• **Material**

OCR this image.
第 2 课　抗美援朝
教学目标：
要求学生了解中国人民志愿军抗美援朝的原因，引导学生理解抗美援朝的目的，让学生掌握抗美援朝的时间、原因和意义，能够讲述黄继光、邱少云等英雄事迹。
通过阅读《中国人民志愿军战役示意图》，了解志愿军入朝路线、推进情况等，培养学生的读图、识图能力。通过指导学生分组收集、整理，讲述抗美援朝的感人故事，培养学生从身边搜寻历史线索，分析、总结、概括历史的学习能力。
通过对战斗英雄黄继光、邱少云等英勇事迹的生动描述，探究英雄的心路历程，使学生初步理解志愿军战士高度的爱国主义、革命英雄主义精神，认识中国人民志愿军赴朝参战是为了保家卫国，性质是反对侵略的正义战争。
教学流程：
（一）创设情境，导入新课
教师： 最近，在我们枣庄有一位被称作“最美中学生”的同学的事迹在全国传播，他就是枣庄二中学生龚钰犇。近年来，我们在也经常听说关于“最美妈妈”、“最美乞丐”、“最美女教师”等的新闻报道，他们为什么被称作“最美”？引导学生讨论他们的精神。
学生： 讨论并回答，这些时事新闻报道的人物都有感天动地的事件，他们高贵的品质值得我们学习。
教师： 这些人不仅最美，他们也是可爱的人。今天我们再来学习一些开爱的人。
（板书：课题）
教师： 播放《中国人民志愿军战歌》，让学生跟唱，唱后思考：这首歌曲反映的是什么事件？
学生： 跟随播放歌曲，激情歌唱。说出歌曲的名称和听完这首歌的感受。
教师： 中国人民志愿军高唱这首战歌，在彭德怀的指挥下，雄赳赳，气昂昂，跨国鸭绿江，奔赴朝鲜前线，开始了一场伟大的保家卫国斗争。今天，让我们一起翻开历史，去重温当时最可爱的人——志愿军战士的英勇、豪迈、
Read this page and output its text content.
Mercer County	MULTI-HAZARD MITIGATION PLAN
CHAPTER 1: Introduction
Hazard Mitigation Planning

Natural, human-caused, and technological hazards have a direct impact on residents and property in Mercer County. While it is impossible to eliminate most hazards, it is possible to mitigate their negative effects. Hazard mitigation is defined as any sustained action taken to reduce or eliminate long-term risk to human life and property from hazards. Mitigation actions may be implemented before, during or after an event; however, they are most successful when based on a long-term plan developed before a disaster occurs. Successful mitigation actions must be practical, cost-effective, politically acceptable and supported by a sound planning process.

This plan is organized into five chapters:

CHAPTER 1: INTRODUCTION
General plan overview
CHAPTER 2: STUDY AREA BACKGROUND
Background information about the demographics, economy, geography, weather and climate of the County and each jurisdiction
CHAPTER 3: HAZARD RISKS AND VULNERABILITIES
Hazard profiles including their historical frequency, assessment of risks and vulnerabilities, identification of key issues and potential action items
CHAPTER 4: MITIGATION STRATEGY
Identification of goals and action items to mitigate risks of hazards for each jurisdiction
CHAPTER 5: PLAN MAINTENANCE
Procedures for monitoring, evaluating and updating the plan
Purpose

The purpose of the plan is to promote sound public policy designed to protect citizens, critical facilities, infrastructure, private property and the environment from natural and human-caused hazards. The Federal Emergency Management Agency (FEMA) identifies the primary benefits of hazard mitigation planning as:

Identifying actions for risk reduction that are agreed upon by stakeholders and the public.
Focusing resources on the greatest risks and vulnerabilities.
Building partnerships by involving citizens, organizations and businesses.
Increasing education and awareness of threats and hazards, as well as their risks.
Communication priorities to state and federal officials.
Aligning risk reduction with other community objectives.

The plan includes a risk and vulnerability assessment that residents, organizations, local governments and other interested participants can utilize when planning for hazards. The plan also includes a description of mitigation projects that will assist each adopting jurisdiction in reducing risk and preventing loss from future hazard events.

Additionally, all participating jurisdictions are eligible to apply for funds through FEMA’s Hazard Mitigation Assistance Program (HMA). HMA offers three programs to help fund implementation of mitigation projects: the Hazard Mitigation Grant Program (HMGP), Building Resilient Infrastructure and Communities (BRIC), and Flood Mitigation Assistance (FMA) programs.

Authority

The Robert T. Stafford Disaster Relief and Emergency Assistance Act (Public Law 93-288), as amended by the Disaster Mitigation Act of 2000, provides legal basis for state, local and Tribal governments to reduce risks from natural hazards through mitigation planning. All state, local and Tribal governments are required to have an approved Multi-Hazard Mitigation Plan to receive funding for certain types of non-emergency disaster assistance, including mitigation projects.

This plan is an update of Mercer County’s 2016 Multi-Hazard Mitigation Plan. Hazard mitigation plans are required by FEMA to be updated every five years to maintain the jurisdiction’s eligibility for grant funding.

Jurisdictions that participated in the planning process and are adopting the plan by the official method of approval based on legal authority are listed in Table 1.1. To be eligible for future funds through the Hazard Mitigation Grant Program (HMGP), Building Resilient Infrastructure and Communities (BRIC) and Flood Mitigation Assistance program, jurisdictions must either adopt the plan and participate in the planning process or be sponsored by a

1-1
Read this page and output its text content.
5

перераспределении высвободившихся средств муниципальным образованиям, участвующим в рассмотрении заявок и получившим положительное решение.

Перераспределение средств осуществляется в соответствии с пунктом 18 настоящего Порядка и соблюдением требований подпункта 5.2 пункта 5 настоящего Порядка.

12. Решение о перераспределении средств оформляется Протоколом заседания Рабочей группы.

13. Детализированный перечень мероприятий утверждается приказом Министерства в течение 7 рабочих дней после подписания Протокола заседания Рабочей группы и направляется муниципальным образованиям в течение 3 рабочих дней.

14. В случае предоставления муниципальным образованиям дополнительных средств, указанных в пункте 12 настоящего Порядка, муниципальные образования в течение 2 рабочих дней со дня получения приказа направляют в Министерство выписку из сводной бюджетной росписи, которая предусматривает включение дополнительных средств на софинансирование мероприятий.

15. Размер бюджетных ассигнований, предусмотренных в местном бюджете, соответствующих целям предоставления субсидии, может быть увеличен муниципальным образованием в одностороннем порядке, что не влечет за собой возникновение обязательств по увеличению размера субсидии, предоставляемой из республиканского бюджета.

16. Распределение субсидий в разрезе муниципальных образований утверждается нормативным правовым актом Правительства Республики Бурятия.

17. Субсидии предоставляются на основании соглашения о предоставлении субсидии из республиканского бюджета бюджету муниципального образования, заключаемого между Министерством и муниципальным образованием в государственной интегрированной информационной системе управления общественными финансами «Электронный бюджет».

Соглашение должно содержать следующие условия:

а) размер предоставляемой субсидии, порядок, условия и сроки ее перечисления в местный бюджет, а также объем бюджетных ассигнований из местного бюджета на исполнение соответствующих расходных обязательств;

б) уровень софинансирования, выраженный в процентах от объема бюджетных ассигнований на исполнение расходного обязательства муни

• **What the task requires**
Report how many lines of the entries hold the string "sound". Provide the number alone.

• **Solution to this exercise**
2